#### PROVIDED RECORDS

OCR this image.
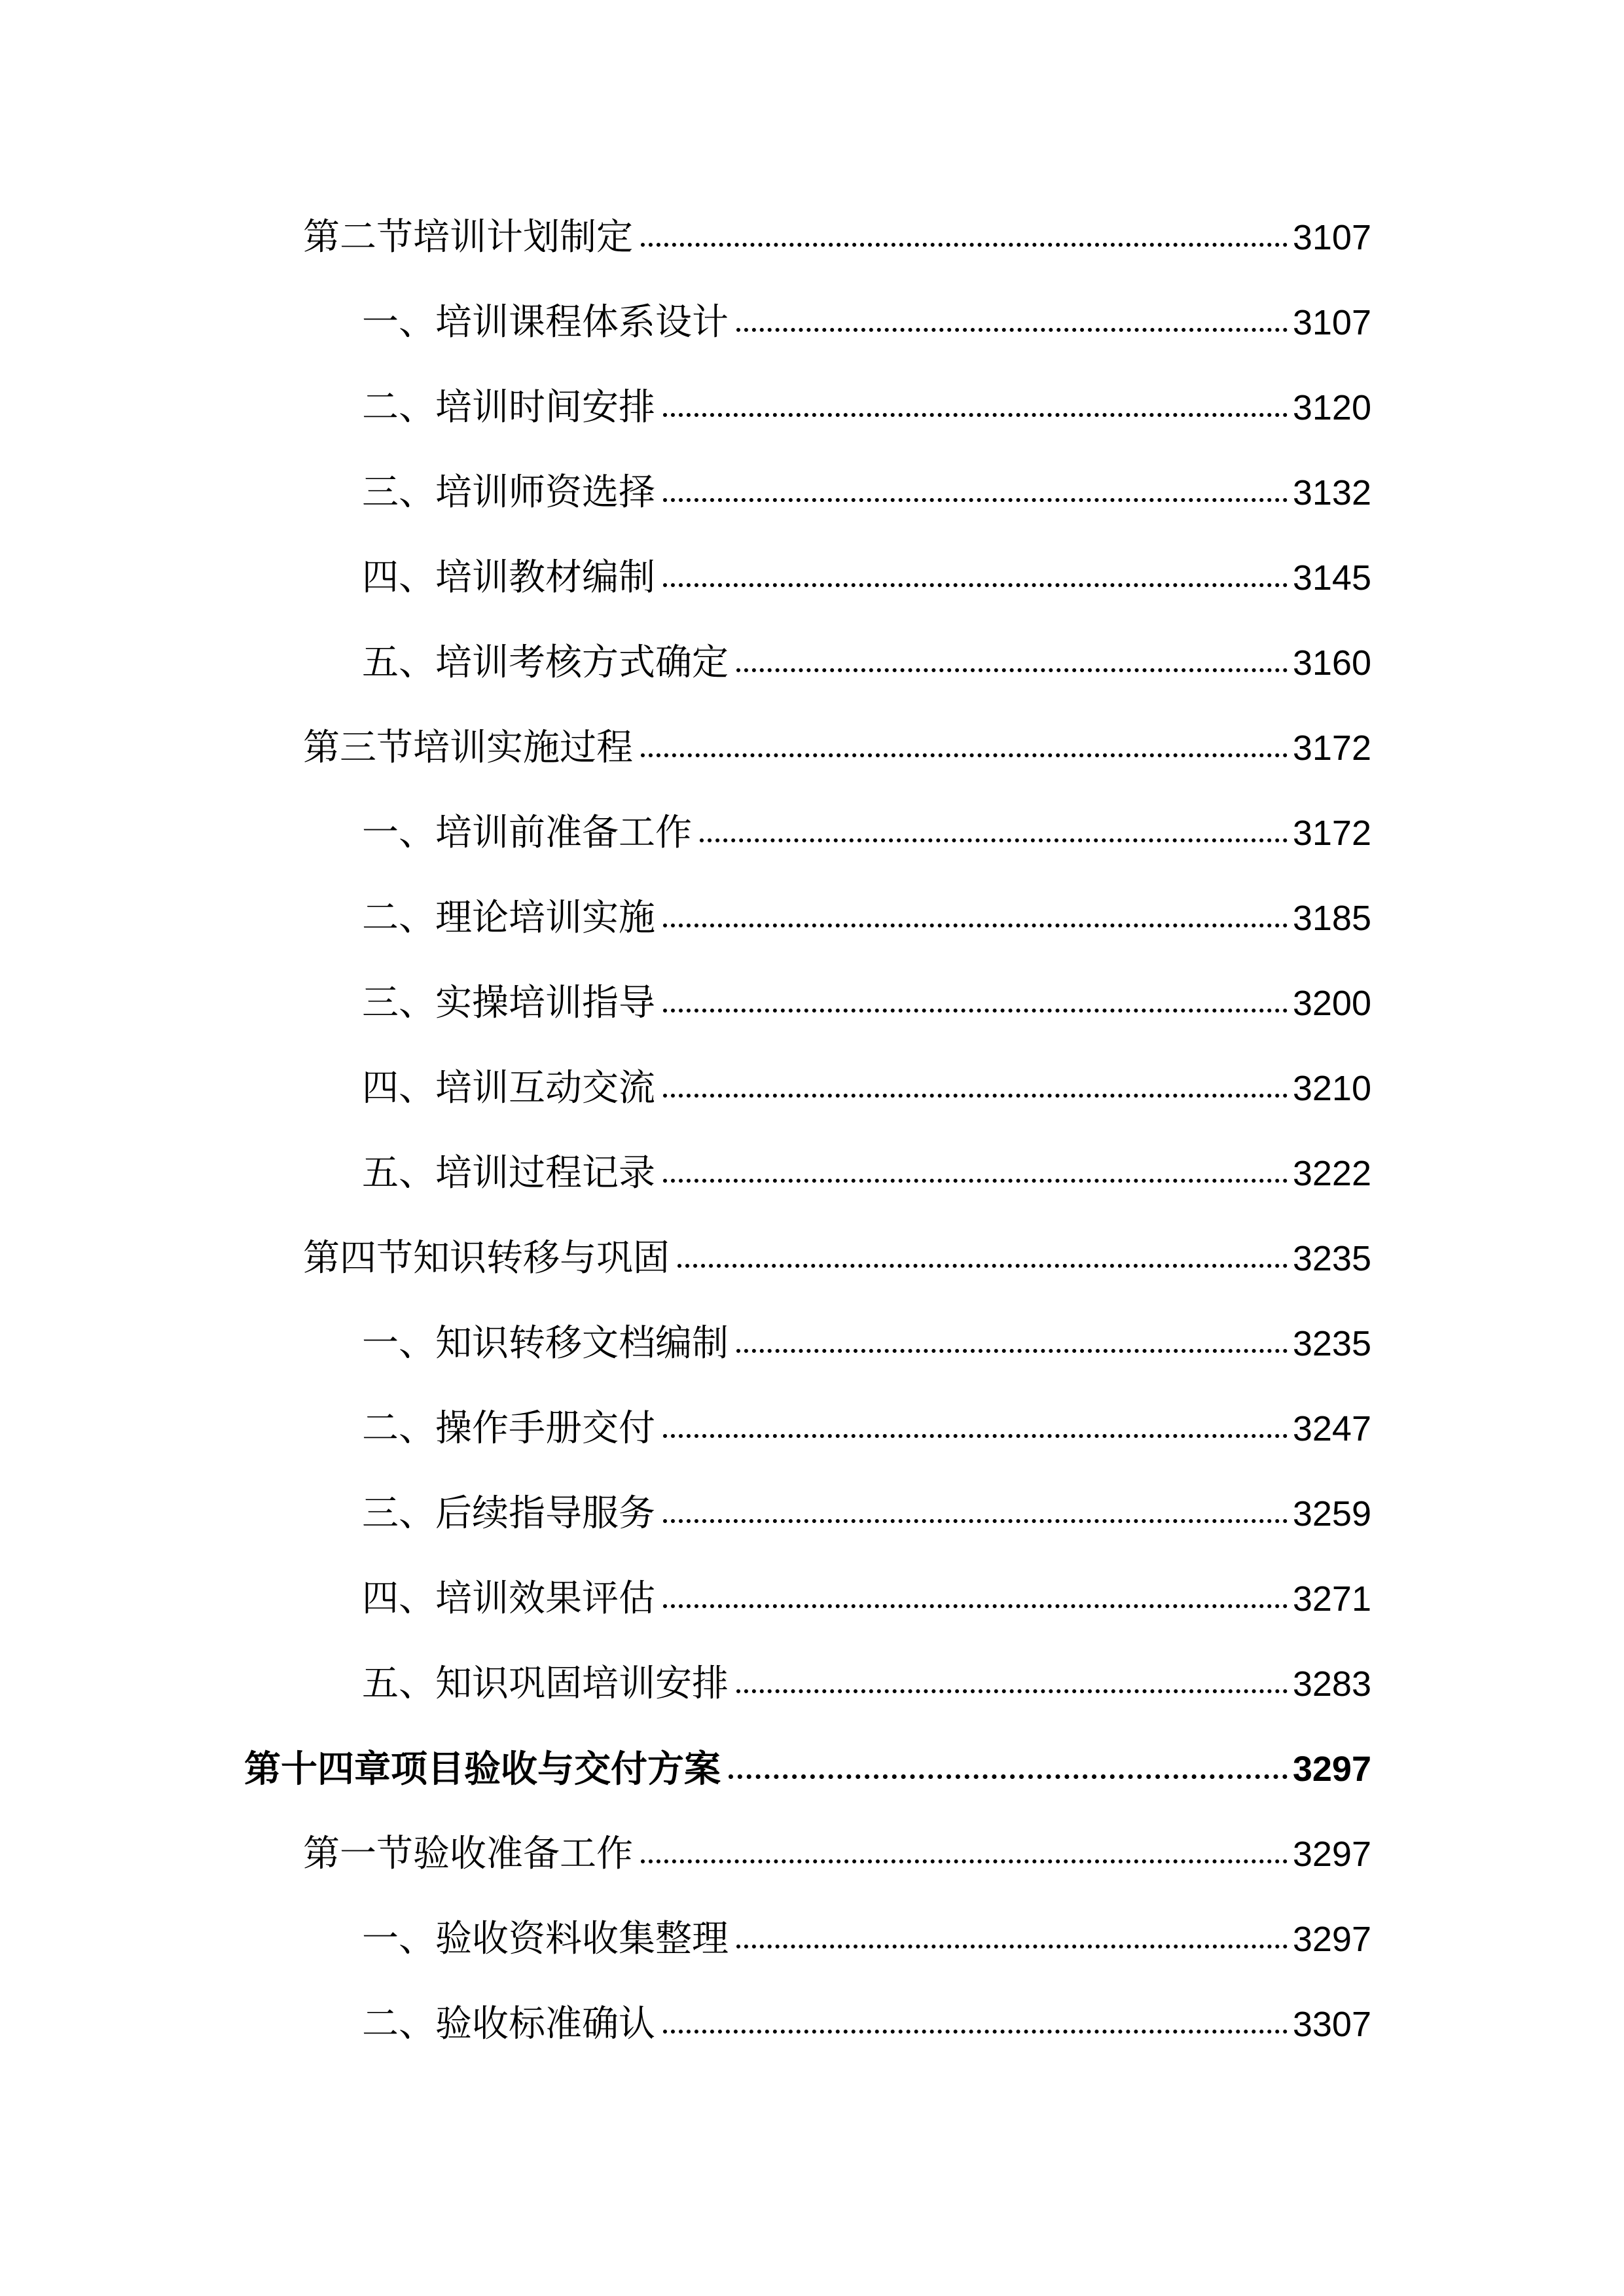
第二节培训计划制定	3107
一、培训课程体系设计	3107
二、培训时间安排	3120
三、培训师资选择	3132
四、培训教材编制	3145
五、培训考核方式确定	3160
第三节培训实施过程	3172
一、培训前准备工作	3172
二、理论培训实施	3185
三、实操培训指导	3200
四、培训互动交流	3210
五、培训过程记录	3222
第四节知识转移与巩固	3235
一、知识转移文档编制	3235
二、操作手册交付	3247
三、后续指导服务	3259
四、培训效果评估	3271
五、知识巩固培训安排	3283
第十四章项目验收与交付方案	3297
第一节验收准备工作	3297
一、验收资料收集整理	3297
二、验收标准确认	3307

########

Exact duplication of all the records is required; pictures are omitted from the copy.

OCR this image.
第二节培训计划制定	3107
一、培训课程体系设计	3107
二、培训时间安排	3120
三、培训师资选择	3132
四、培训教材编制	3145
五、培训考核方式确定	3160
第三节培训实施过程	3172
一、培训前准备工作	3172
二、理论培训实施	3185
三、实操培训指导	3200
四、培训互动交流	3210
五、培训过程记录	3222
第四节知识转移与巩固	3235
一、知识转移文档编制	3235
二、操作手册交付	3247
三、后续指导服务	3259
四、培训效果评估	3271
五、知识巩固培训安排	3283
第十四章项目验收与交付方案	3297
第一节验收准备工作	3297
一、验收资料收集整理	3297
二、验收标准确认	3307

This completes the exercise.